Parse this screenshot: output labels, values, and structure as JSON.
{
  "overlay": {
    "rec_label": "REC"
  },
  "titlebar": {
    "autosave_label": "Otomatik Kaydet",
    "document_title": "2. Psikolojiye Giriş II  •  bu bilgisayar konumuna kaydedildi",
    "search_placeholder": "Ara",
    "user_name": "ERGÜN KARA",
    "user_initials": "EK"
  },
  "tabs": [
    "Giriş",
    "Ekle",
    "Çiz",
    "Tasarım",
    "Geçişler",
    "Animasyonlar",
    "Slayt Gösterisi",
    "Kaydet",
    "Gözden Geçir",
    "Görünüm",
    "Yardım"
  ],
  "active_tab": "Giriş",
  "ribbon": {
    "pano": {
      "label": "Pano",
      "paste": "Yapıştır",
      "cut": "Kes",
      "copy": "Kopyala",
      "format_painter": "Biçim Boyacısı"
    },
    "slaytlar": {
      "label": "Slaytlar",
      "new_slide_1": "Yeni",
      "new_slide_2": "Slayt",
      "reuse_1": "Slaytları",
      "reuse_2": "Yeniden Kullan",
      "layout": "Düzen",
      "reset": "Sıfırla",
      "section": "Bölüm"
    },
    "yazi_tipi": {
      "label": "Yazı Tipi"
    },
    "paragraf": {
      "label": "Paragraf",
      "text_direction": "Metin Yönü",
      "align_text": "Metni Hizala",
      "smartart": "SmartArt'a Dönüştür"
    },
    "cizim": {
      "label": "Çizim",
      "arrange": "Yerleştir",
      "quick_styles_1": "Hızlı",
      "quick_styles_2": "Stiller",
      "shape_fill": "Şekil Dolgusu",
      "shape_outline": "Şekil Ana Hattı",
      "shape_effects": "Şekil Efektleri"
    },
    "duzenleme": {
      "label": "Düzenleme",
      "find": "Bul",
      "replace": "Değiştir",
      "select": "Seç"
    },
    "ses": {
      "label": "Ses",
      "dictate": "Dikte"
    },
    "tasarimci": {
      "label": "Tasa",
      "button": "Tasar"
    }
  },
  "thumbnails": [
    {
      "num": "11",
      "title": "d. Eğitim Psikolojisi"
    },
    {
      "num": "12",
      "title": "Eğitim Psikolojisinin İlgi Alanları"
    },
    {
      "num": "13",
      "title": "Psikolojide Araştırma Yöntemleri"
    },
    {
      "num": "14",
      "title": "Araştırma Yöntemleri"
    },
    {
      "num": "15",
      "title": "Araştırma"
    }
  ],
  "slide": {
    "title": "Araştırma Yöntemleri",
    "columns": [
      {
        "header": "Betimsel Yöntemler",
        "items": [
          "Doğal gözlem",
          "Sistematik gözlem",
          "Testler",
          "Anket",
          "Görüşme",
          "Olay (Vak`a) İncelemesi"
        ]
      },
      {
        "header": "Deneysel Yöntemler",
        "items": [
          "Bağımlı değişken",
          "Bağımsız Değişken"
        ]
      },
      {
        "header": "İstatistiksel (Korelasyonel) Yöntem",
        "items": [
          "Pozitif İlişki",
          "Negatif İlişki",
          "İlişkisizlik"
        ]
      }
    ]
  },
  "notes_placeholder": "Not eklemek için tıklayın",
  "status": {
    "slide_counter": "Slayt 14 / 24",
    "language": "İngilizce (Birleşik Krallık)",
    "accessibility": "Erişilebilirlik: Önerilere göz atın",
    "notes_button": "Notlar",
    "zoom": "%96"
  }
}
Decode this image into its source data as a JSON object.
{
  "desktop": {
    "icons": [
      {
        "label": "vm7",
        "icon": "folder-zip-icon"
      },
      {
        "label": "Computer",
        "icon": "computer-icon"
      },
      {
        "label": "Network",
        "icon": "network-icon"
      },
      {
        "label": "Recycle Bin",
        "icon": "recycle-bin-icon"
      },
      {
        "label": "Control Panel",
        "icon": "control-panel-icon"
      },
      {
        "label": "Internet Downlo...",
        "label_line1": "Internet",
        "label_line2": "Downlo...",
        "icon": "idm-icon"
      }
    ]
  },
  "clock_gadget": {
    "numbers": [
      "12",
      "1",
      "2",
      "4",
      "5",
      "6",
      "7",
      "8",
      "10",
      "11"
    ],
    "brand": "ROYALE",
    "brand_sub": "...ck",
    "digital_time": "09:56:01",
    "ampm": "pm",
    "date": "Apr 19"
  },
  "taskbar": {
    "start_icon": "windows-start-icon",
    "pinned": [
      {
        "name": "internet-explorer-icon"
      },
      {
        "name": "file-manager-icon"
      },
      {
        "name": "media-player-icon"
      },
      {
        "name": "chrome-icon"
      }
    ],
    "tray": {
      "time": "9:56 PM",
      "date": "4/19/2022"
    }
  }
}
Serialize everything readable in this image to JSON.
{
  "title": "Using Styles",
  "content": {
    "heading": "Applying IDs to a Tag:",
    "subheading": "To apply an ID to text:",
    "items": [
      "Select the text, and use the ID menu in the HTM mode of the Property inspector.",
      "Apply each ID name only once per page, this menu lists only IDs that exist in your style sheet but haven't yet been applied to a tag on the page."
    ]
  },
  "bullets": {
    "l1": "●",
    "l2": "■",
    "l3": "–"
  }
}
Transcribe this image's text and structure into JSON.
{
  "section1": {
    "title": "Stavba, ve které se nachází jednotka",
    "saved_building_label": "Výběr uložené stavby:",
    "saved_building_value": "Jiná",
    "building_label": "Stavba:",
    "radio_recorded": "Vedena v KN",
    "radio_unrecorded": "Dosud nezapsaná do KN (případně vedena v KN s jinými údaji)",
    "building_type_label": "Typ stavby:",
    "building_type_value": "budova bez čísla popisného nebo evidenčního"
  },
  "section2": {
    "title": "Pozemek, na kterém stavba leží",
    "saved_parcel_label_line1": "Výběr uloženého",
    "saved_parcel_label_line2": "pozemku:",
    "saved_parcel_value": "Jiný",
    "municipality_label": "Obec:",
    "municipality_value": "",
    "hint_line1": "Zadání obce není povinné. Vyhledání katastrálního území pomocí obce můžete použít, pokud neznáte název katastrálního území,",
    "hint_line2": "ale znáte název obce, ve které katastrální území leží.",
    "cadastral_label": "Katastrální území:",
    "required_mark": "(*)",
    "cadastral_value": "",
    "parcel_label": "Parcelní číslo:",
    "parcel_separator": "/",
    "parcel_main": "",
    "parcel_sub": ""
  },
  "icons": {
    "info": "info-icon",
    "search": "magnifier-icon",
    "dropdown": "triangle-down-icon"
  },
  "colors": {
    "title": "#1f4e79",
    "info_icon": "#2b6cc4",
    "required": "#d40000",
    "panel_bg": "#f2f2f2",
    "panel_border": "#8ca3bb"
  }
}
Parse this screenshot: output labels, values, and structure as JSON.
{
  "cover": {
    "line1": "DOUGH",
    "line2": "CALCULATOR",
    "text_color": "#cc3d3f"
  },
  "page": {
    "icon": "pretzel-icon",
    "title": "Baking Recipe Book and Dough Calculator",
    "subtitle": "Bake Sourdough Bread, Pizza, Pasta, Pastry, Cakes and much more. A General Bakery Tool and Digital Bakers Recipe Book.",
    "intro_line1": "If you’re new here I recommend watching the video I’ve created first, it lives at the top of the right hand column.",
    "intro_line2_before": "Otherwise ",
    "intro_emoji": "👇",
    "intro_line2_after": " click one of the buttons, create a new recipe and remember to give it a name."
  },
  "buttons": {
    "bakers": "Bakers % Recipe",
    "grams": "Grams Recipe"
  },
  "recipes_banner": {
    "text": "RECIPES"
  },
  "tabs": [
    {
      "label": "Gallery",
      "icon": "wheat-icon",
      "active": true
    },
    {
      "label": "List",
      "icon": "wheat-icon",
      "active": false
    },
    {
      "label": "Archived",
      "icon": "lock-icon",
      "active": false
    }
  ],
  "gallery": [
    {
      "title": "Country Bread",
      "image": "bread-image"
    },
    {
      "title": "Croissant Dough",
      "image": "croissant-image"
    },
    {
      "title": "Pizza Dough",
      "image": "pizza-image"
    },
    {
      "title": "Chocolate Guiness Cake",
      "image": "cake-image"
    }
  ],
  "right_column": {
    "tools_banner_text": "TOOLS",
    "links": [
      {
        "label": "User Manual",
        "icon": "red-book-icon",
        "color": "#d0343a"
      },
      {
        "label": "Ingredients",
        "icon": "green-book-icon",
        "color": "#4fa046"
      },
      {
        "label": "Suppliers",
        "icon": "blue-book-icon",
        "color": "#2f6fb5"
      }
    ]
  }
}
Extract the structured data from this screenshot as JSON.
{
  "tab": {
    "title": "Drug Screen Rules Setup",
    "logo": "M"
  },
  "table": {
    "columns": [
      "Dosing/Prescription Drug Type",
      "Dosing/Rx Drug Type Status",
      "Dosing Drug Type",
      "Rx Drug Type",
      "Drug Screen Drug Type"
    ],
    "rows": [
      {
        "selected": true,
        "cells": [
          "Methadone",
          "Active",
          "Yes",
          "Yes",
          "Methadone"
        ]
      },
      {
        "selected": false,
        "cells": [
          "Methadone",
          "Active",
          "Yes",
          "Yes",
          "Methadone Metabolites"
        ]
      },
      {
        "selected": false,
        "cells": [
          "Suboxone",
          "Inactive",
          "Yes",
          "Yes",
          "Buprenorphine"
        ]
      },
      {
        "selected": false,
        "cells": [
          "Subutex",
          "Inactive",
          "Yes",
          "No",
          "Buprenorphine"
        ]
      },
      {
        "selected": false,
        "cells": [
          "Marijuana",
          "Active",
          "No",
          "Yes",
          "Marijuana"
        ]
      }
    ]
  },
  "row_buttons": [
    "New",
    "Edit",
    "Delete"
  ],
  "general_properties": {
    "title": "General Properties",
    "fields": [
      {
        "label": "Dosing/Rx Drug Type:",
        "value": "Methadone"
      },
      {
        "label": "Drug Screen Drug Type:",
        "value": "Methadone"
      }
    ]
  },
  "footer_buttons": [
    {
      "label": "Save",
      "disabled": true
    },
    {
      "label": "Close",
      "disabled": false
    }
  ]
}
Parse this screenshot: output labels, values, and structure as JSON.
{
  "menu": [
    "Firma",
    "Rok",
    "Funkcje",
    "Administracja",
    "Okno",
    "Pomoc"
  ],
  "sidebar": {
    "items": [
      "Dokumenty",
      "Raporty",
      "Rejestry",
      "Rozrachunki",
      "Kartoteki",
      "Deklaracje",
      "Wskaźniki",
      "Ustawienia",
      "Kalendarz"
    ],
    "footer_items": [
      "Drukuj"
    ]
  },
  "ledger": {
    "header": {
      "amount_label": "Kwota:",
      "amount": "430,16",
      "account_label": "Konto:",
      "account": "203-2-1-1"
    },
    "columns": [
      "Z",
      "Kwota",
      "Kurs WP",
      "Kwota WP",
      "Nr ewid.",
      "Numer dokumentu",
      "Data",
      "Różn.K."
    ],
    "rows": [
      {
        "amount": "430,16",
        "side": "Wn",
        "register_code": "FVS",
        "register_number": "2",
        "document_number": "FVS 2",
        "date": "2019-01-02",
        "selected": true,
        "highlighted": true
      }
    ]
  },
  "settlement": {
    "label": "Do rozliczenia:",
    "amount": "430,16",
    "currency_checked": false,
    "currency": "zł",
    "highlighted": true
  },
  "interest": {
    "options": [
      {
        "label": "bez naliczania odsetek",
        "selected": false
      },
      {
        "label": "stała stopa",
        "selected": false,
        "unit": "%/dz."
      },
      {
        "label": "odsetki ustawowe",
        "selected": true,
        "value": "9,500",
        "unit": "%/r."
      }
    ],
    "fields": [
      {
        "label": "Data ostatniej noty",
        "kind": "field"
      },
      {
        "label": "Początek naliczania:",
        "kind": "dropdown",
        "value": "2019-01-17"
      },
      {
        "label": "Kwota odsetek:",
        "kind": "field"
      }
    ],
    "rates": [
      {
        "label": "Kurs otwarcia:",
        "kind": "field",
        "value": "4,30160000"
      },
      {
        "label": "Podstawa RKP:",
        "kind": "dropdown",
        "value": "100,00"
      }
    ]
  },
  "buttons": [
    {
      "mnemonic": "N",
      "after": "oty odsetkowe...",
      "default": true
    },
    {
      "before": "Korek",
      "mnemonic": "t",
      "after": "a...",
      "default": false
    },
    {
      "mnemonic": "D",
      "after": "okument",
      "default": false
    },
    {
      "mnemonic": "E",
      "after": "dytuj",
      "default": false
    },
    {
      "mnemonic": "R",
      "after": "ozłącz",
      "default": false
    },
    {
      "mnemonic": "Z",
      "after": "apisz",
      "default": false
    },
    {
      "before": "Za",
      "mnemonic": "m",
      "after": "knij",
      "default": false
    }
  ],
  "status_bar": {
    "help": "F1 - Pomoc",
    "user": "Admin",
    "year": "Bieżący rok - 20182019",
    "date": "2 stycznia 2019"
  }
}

• [Problem to work on]: Filter the records, keeping only lines that contain "into", and show those lines.

• [Answer to the problem]:
Decode this image into its source data as a JSON object.
Transcribe this image's text and structure into JSON.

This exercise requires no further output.